Work to complete. Extract every line of the material below verbatim, leaving out the pictures.

(Rows from a dataset)
※

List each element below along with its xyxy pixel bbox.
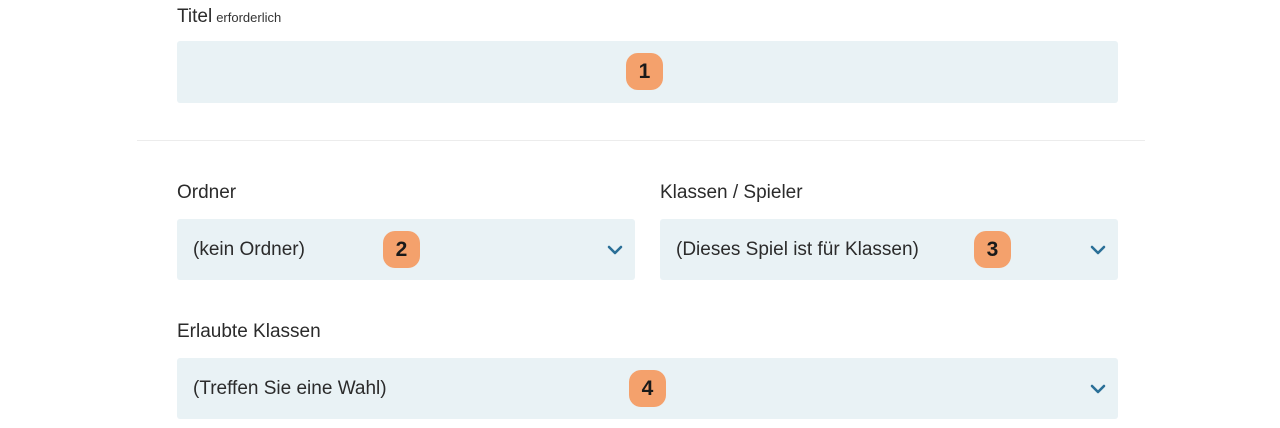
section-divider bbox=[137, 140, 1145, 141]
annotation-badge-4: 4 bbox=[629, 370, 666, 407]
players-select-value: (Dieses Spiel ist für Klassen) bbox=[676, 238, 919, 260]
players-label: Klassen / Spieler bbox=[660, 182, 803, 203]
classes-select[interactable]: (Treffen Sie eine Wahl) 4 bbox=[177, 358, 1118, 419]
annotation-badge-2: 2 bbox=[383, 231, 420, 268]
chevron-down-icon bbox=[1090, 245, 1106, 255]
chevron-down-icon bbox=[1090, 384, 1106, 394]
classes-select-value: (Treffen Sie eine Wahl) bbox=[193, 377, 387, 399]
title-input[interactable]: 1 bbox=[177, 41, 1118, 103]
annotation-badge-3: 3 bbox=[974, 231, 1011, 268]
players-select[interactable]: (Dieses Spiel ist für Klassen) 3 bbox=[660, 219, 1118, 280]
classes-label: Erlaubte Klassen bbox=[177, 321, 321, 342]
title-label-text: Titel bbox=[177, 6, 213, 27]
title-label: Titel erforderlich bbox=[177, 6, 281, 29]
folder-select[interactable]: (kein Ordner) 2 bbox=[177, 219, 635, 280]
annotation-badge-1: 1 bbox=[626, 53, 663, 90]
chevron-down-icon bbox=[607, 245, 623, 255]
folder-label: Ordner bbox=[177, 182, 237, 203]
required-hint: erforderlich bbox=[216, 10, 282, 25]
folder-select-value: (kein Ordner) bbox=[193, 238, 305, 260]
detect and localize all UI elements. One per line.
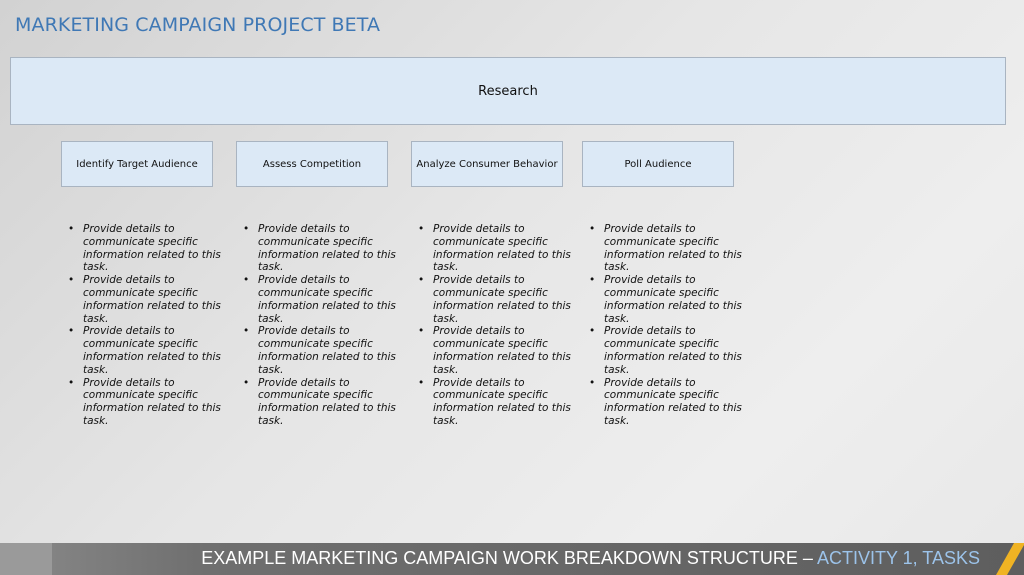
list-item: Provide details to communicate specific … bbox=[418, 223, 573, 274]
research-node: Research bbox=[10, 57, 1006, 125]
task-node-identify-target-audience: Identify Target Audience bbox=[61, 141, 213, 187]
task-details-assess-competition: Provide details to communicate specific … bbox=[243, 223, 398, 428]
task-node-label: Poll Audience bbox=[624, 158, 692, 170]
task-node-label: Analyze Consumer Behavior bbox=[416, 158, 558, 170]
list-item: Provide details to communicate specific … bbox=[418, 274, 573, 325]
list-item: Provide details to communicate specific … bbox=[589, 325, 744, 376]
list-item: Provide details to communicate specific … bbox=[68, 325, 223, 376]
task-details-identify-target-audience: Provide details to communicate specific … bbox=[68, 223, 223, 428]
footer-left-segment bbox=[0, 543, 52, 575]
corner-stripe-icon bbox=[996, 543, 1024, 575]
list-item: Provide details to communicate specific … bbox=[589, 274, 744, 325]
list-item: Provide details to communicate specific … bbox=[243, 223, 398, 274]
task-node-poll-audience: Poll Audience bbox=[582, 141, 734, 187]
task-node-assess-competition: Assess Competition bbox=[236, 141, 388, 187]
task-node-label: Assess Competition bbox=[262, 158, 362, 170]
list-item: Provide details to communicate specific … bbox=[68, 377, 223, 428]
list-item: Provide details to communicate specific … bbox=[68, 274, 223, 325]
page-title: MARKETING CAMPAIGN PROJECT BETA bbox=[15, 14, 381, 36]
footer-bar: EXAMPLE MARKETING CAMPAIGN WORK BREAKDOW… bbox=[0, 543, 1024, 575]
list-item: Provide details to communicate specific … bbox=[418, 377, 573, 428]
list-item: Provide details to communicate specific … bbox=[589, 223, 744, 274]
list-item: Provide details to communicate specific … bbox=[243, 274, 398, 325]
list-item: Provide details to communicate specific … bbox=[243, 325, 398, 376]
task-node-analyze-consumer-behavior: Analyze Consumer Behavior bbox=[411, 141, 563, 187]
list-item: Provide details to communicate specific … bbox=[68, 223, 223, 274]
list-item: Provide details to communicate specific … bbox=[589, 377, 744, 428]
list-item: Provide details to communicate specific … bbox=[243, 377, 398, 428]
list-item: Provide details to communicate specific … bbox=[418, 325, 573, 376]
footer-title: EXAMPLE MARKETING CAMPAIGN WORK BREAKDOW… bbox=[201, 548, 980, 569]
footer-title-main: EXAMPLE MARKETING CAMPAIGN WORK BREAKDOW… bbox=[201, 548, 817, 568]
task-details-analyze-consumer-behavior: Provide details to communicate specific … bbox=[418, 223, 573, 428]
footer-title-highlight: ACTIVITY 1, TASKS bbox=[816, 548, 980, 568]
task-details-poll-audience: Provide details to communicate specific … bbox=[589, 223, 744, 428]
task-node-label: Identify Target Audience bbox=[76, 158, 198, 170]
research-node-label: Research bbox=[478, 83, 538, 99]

※

Result.
List each element below along with its xyxy pixel bbox.
section-divider bbox=[137, 140, 1145, 141]
annotation-badge-4: 4 bbox=[629, 370, 666, 407]
players-select-value: (Dieses Spiel ist für Klassen) bbox=[676, 238, 919, 260]
players-label: Klassen / Spieler bbox=[660, 182, 803, 203]
classes-select[interactable]: (Treffen Sie eine Wahl) 4 bbox=[177, 358, 1118, 419]
annotation-badge-2: 2 bbox=[383, 231, 420, 268]
chevron-down-icon bbox=[1090, 245, 1106, 255]
chevron-down-icon bbox=[1090, 384, 1106, 394]
classes-select-value: (Treffen Sie eine Wahl) bbox=[193, 377, 387, 399]
title-input[interactable]: 1 bbox=[177, 41, 1118, 103]
annotation-badge-3: 3 bbox=[974, 231, 1011, 268]
players-select[interactable]: (Dieses Spiel ist für Klassen) 3 bbox=[660, 219, 1118, 280]
classes-label: Erlaubte Klassen bbox=[177, 321, 321, 342]
title-label-text: Titel bbox=[177, 6, 213, 27]
title-label: Titel erforderlich bbox=[177, 6, 281, 29]
folder-select[interactable]: (kein Ordner) 2 bbox=[177, 219, 635, 280]
annotation-badge-1: 1 bbox=[626, 53, 663, 90]
chevron-down-icon bbox=[607, 245, 623, 255]
folder-label: Ordner bbox=[177, 182, 237, 203]
required-hint: erforderlich bbox=[216, 10, 282, 25]
folder-select-value: (kein Ordner) bbox=[193, 238, 305, 260]
detect and localize all UI elements. One per line.
list-item: Provide details to communicate specific … bbox=[418, 223, 573, 274]
research-node: Research bbox=[10, 57, 1006, 125]
task-node-identify-target-audience: Identify Target Audience bbox=[61, 141, 213, 187]
task-details-assess-competition: Provide details to communicate specific … bbox=[243, 223, 398, 428]
task-node-label: Poll Audience bbox=[624, 158, 692, 170]
task-node-label: Analyze Consumer Behavior bbox=[416, 158, 558, 170]
list-item: Provide details to communicate specific … bbox=[418, 274, 573, 325]
list-item: Provide details to communicate specific … bbox=[589, 325, 744, 376]
list-item: Provide details to communicate specific … bbox=[68, 325, 223, 376]
task-details-identify-target-audience: Provide details to communicate specific … bbox=[68, 223, 223, 428]
footer-left-segment bbox=[0, 543, 52, 575]
corner-stripe-icon bbox=[996, 543, 1024, 575]
list-item: Provide details to communicate specific … bbox=[589, 274, 744, 325]
list-item: Provide details to communicate specific … bbox=[243, 223, 398, 274]
task-node-poll-audience: Poll Audience bbox=[582, 141, 734, 187]
task-node-assess-competition: Assess Competition bbox=[236, 141, 388, 187]
task-node-label: Assess Competition bbox=[262, 158, 362, 170]
list-item: Provide details to communicate specific … bbox=[68, 377, 223, 428]
list-item: Provide details to communicate specific … bbox=[68, 274, 223, 325]
page-title: MARKETING CAMPAIGN PROJECT BETA bbox=[15, 14, 381, 36]
footer-bar: EXAMPLE MARKETING CAMPAIGN WORK BREAKDOW… bbox=[0, 543, 1024, 575]
list-item: Provide details to communicate specific … bbox=[418, 377, 573, 428]
list-item: Provide details to communicate specific … bbox=[589, 223, 744, 274]
list-item: Provide details to communicate specific … bbox=[243, 274, 398, 325]
list-item: Provide details to communicate specific … bbox=[243, 325, 398, 376]
task-node-analyze-consumer-behavior: Analyze Consumer Behavior bbox=[411, 141, 563, 187]
list-item: Provide details to communicate specific … bbox=[68, 223, 223, 274]
list-item: Provide details to communicate specific … bbox=[589, 377, 744, 428]
list-item: Provide details to communicate specific … bbox=[243, 377, 398, 428]
list-item: Provide details to communicate specific … bbox=[418, 325, 573, 376]
footer-title: EXAMPLE MARKETING CAMPAIGN WORK BREAKDOW… bbox=[201, 548, 980, 569]
footer-title-main: EXAMPLE MARKETING CAMPAIGN WORK BREAKDOW… bbox=[201, 548, 817, 568]
task-details-analyze-consumer-behavior: Provide details to communicate specific … bbox=[418, 223, 573, 428]
footer-title-highlight: ACTIVITY 1, TASKS bbox=[816, 548, 980, 568]
task-details-poll-audience: Provide details to communicate specific … bbox=[589, 223, 744, 428]
task-node-label: Identify Target Audience bbox=[76, 158, 198, 170]
research-node-label: Research bbox=[478, 83, 538, 99]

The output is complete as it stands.